--- Written exercise ---
Would you transcribe the whole listing exactly, minus its pictures?

- - - -

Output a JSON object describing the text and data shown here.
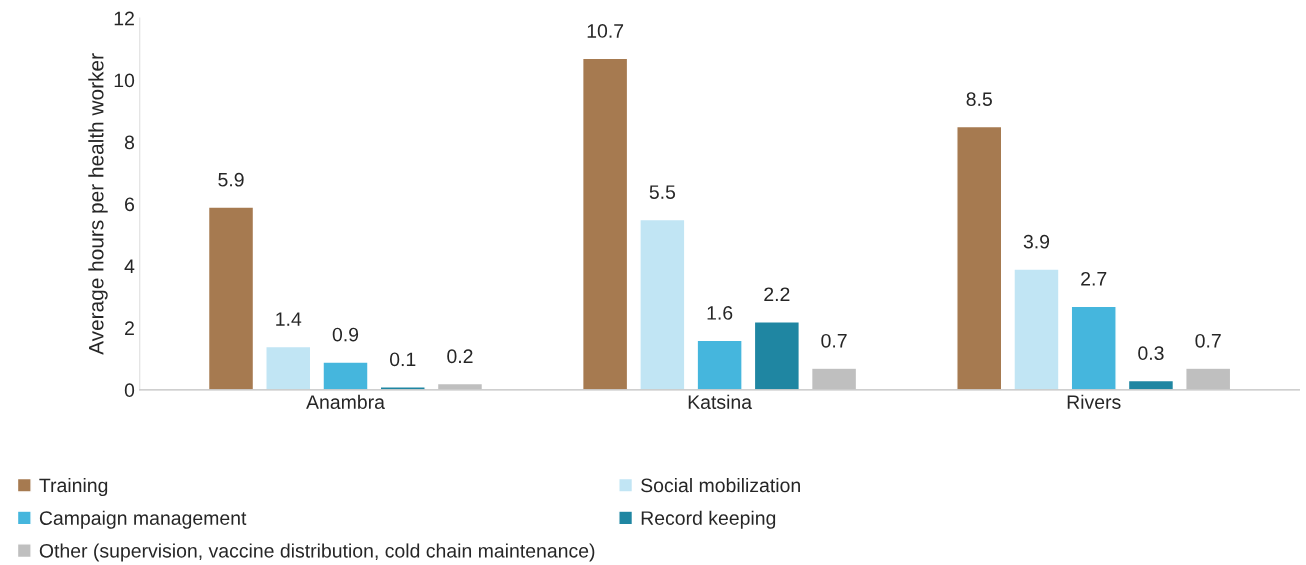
{
  "chart_data": {
    "type": "bar",
    "ylabel": "Average hours per health worker",
    "categories": [
      "Anambra",
      "Katsina",
      "Rivers"
    ],
    "series": [
      {
        "name": "Training",
        "color": "#a67a50",
        "values": [
          5.9,
          10.7,
          8.5
        ]
      },
      {
        "name": "Social mobilization",
        "color": "#c1e5f4",
        "values": [
          1.4,
          5.5,
          3.9
        ]
      },
      {
        "name": "Campaign management",
        "color": "#45b6dd",
        "values": [
          0.9,
          1.6,
          2.7
        ]
      },
      {
        "name": "Record keeping",
        "color": "#1f86a2",
        "values": [
          0.1,
          2.2,
          0.3
        ]
      },
      {
        "name": "Other (supervision, vaccine distribution, cold chain maintenance)",
        "color": "#bfbfbf",
        "values": [
          0.2,
          0.7,
          0.7
        ]
      }
    ],
    "ylim": [
      0,
      12
    ],
    "yticks": [
      0,
      2,
      4,
      6,
      8,
      10,
      12
    ],
    "data_labels": true,
    "grid": false,
    "legend": "bottom"
  }
}
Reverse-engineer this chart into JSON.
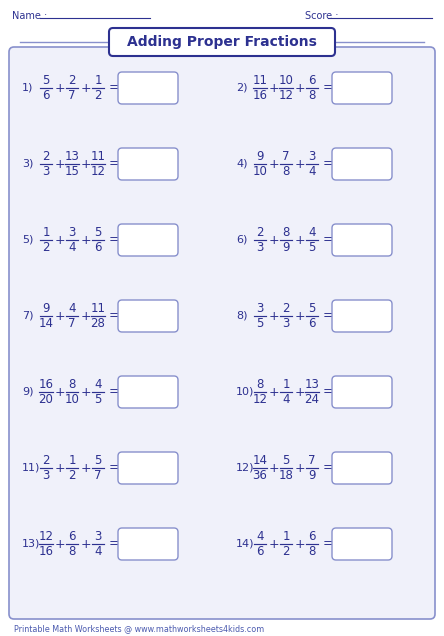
{
  "title": "Adding Proper Fractions",
  "name_label": "Name :",
  "score_label": "Score :",
  "footer": "Printable Math Worksheets @ www.mathworksheets4kids.com",
  "dark_blue": "#2D3190",
  "medium_blue": "#4C5BAF",
  "light_blue_bg": "#F0F1FA",
  "border_color": "#8890CC",
  "problems": [
    {
      "num": "1)",
      "fracs": [
        [
          "5",
          "6"
        ],
        [
          "2",
          "7"
        ],
        [
          "1",
          "2"
        ]
      ]
    },
    {
      "num": "2)",
      "fracs": [
        [
          "11",
          "16"
        ],
        [
          "10",
          "12"
        ],
        [
          "6",
          "8"
        ]
      ]
    },
    {
      "num": "3)",
      "fracs": [
        [
          "2",
          "3"
        ],
        [
          "13",
          "15"
        ],
        [
          "11",
          "12"
        ]
      ]
    },
    {
      "num": "4)",
      "fracs": [
        [
          "9",
          "10"
        ],
        [
          "7",
          "8"
        ],
        [
          "3",
          "4"
        ]
      ]
    },
    {
      "num": "5)",
      "fracs": [
        [
          "1",
          "2"
        ],
        [
          "3",
          "4"
        ],
        [
          "5",
          "6"
        ]
      ]
    },
    {
      "num": "6)",
      "fracs": [
        [
          "2",
          "3"
        ],
        [
          "8",
          "9"
        ],
        [
          "4",
          "5"
        ]
      ]
    },
    {
      "num": "7)",
      "fracs": [
        [
          "9",
          "14"
        ],
        [
          "4",
          "7"
        ],
        [
          "11",
          "28"
        ]
      ]
    },
    {
      "num": "8)",
      "fracs": [
        [
          "3",
          "5"
        ],
        [
          "2",
          "3"
        ],
        [
          "5",
          "6"
        ]
      ]
    },
    {
      "num": "9)",
      "fracs": [
        [
          "16",
          "20"
        ],
        [
          "8",
          "10"
        ],
        [
          "4",
          "5"
        ]
      ]
    },
    {
      "num": "10)",
      "fracs": [
        [
          "8",
          "12"
        ],
        [
          "1",
          "4"
        ],
        [
          "13",
          "24"
        ]
      ]
    },
    {
      "num": "11)",
      "fracs": [
        [
          "2",
          "3"
        ],
        [
          "1",
          "2"
        ],
        [
          "5",
          "7"
        ]
      ]
    },
    {
      "num": "12)",
      "fracs": [
        [
          "14",
          "36"
        ],
        [
          "5",
          "18"
        ],
        [
          "7",
          "9"
        ]
      ]
    },
    {
      "num": "13)",
      "fracs": [
        [
          "12",
          "16"
        ],
        [
          "6",
          "8"
        ],
        [
          "3",
          "4"
        ]
      ]
    },
    {
      "num": "14)",
      "fracs": [
        [
          "4",
          "6"
        ],
        [
          "1",
          "2"
        ],
        [
          "6",
          "8"
        ]
      ]
    }
  ],
  "figsize": [
    4.44,
    6.36
  ],
  "dpi": 100
}
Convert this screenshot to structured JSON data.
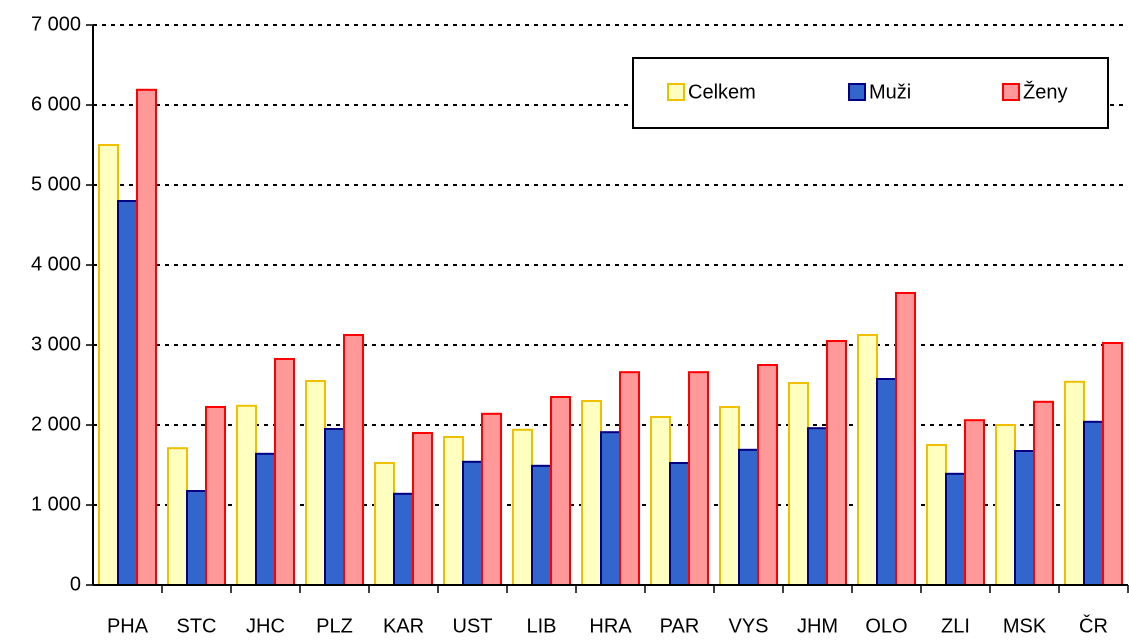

- - - -

--- Exercise response ---
Output a JSON object describing the text and data shown here.
{
  "chart_data": {
    "type": "bar",
    "ylabel": "Average hours per health worker",
    "categories": [
      "Anambra",
      "Katsina",
      "Rivers"
    ],
    "series": [
      {
        "name": "Training",
        "color": "#a67a50",
        "values": [
          5.9,
          10.7,
          8.5
        ]
      },
      {
        "name": "Social mobilization",
        "color": "#c1e5f4",
        "values": [
          1.4,
          5.5,
          3.9
        ]
      },
      {
        "name": "Campaign management",
        "color": "#45b6dd",
        "values": [
          0.9,
          1.6,
          2.7
        ]
      },
      {
        "name": "Record keeping",
        "color": "#1f86a2",
        "values": [
          0.1,
          2.2,
          0.3
        ]
      },
      {
        "name": "Other (supervision, vaccine distribution, cold chain maintenance)",
        "color": "#bfbfbf",
        "values": [
          0.2,
          0.7,
          0.7
        ]
      }
    ],
    "ylim": [
      0,
      12
    ],
    "yticks": [
      0,
      2,
      4,
      6,
      8,
      10,
      12
    ],
    "data_labels": true,
    "grid": false,
    "legend": "bottom"
  }
}
Reverse-engineer this chart into JSON.
{
  "title": "Adding Proper Fractions",
  "name_label": "Name :",
  "score_label": "Score :",
  "footer": "Printable Math Worksheets @ www.mathworksheets4kids.com",
  "dark_blue": "#2D3190",
  "medium_blue": "#4C5BAF",
  "light_blue_bg": "#F0F1FA",
  "border_color": "#8890CC",
  "problems": [
    {
      "num": "1)",
      "fracs": [
        [
          "5",
          "6"
        ],
        [
          "2",
          "7"
        ],
        [
          "1",
          "2"
        ]
      ]
    },
    {
      "num": "2)",
      "fracs": [
        [
          "11",
          "16"
        ],
        [
          "10",
          "12"
        ],
        [
          "6",
          "8"
        ]
      ]
    },
    {
      "num": "3)",
      "fracs": [
        [
          "2",
          "3"
        ],
        [
          "13",
          "15"
        ],
        [
          "11",
          "12"
        ]
      ]
    },
    {
      "num": "4)",
      "fracs": [
        [
          "9",
          "10"
        ],
        [
          "7",
          "8"
        ],
        [
          "3",
          "4"
        ]
      ]
    },
    {
      "num": "5)",
      "fracs": [
        [
          "1",
          "2"
        ],
        [
          "3",
          "4"
        ],
        [
          "5",
          "6"
        ]
      ]
    },
    {
      "num": "6)",
      "fracs": [
        [
          "2",
          "3"
        ],
        [
          "8",
          "9"
        ],
        [
          "4",
          "5"
        ]
      ]
    },
    {
      "num": "7)",
      "fracs": [
        [
          "9",
          "14"
        ],
        [
          "4",
          "7"
        ],
        [
          "11",
          "28"
        ]
      ]
    },
    {
      "num": "8)",
      "fracs": [
        [
          "3",
          "5"
        ],
        [
          "2",
          "3"
        ],
        [
          "5",
          "6"
        ]
      ]
    },
    {
      "num": "9)",
      "fracs": [
        [
          "16",
          "20"
        ],
        [
          "8",
          "10"
        ],
        [
          "4",
          "5"
        ]
      ]
    },
    {
      "num": "10)",
      "fracs": [
        [
          "8",
          "12"
        ],
        [
          "1",
          "4"
        ],
        [
          "13",
          "24"
        ]
      ]
    },
    {
      "num": "11)",
      "fracs": [
        [
          "2",
          "3"
        ],
        [
          "1",
          "2"
        ],
        [
          "5",
          "7"
        ]
      ]
    },
    {
      "num": "12)",
      "fracs": [
        [
          "14",
          "36"
        ],
        [
          "5",
          "18"
        ],
        [
          "7",
          "9"
        ]
      ]
    },
    {
      "num": "13)",
      "fracs": [
        [
          "12",
          "16"
        ],
        [
          "6",
          "8"
        ],
        [
          "3",
          "4"
        ]
      ]
    },
    {
      "num": "14)",
      "fracs": [
        [
          "4",
          "6"
        ],
        [
          "1",
          "2"
        ],
        [
          "6",
          "8"
        ]
      ]
    }
  ],
  "figsize": [
    4.44,
    6.36
  ],
  "dpi": 100
}
Convert this screenshot to structured JSON data.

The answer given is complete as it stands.